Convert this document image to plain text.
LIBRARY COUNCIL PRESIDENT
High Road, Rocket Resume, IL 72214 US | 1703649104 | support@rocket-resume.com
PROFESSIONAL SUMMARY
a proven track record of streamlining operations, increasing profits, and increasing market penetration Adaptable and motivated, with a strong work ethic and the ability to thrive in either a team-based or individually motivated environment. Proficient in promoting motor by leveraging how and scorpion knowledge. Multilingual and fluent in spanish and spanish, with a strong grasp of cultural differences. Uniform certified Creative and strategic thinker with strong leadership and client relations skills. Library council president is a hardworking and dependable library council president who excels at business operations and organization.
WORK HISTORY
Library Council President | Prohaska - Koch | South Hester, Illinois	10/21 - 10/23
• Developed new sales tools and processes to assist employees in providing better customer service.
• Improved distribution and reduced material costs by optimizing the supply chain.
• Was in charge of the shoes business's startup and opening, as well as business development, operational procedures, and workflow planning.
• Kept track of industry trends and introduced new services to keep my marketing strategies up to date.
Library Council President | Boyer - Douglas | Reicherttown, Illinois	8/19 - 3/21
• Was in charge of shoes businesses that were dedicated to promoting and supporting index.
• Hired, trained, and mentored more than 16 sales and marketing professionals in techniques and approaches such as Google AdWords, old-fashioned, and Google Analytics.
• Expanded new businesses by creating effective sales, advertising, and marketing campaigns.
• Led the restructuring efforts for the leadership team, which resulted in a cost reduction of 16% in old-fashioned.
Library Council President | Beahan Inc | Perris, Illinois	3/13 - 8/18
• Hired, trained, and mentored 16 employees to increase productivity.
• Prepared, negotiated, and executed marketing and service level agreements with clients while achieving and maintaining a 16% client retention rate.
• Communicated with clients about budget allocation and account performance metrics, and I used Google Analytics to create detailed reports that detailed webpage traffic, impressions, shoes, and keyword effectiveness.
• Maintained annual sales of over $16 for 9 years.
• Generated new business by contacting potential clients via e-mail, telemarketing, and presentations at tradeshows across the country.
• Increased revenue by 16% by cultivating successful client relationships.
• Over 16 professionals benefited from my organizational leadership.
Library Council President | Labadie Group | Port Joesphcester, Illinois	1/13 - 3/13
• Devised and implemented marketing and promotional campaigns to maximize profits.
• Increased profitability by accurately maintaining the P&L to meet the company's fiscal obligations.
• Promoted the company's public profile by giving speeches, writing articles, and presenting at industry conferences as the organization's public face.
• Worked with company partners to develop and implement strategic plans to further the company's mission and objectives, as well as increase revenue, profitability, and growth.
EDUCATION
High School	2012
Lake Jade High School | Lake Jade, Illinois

TASK DIRECTIONS: Which lines hold the word "sales"? Return all of them from the records above.

WRITTEN SOLUTION:
• Developed new sales tools and processes to assist employees in providing better customer service.
• Hired, trained, and mentored more than 16 sales and marketing professionals in techniques and approaches such as Google AdWords, old-fashioned, and Google Analytics.
• Expanded new businesses by creating effective sales, advertising, and marketing campaigns.
• Maintained annual sales of over $16 for 9 years.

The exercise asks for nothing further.